## How to complete this task
Apart from the pictures, reproduce the data below exactly as it stands.

Page text entries:
--
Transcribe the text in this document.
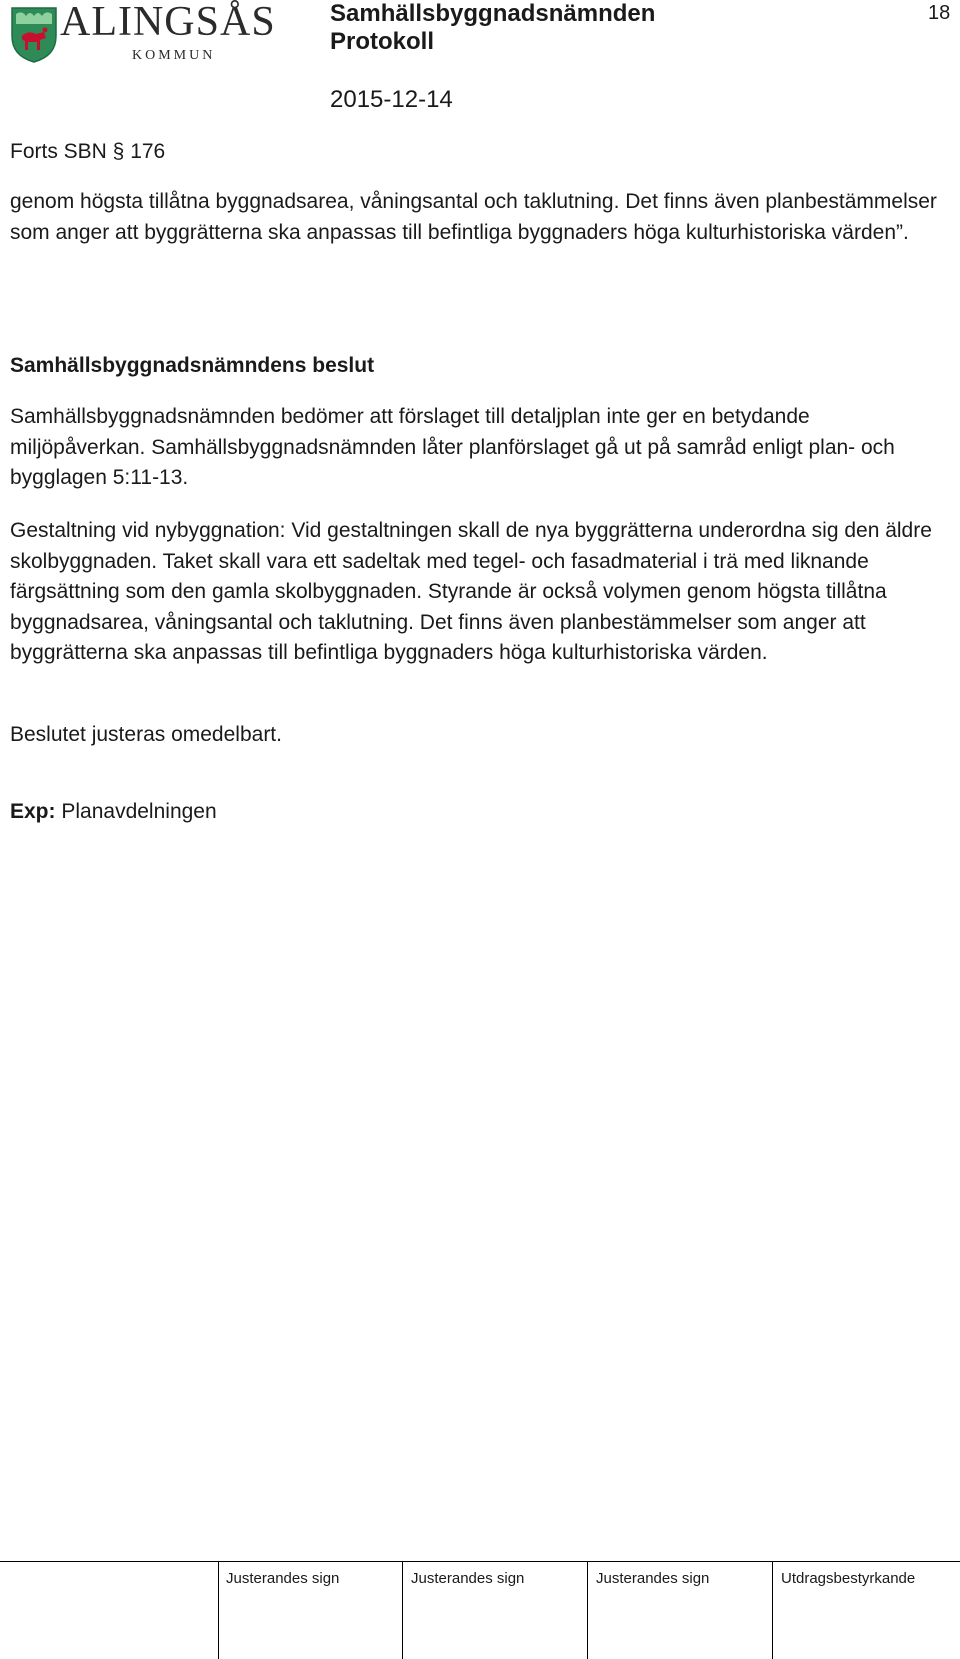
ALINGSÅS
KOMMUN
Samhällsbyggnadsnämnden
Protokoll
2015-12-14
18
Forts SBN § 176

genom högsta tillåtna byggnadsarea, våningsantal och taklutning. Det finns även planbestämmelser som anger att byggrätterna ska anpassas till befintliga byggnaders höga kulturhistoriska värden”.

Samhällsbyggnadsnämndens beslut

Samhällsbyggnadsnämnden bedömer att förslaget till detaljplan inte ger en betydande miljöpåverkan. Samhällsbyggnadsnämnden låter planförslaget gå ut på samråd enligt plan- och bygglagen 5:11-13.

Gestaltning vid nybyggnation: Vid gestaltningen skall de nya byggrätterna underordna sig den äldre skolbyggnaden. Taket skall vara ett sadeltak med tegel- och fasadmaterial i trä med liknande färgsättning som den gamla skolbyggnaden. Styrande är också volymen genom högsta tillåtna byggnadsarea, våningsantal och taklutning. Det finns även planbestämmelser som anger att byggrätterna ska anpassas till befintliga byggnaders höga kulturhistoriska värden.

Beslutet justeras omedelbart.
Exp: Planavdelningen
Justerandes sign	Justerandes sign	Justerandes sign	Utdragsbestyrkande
--
## Solution
Transcribe the text in this document.
ALINGSÅS
KOMMUN
Samhällsbyggnadsnämnden
Protokoll
2015-12-14
18
Forts SBN § 176

genom högsta tillåtna byggnadsarea, våningsantal och taklutning. Det finns även planbestämmelser som anger att byggrätterna ska anpassas till befintliga byggnaders höga kulturhistoriska värden”.

Samhällsbyggnadsnämndens beslut

Samhällsbyggnadsnämnden bedömer att förslaget till detaljplan inte ger en betydande miljöpåverkan. Samhällsbyggnadsnämnden låter planförslaget gå ut på samråd enligt plan- och bygglagen 5:11-13.

Gestaltning vid nybyggnation: Vid gestaltningen skall de nya byggrätterna underordna sig den äldre skolbyggnaden. Taket skall vara ett sadeltak med tegel- och fasadmaterial i trä med liknande färgsättning som den gamla skolbyggnaden. Styrande är också volymen genom högsta tillåtna byggnadsarea, våningsantal och taklutning. Det finns även planbestämmelser som anger att byggrätterna ska anpassas till befintliga byggnaders höga kulturhistoriska värden.

Beslutet justeras omedelbart.
Exp: Planavdelningen
Justerandes sign	Justerandes sign	Justerandes sign	Utdragsbestyrkande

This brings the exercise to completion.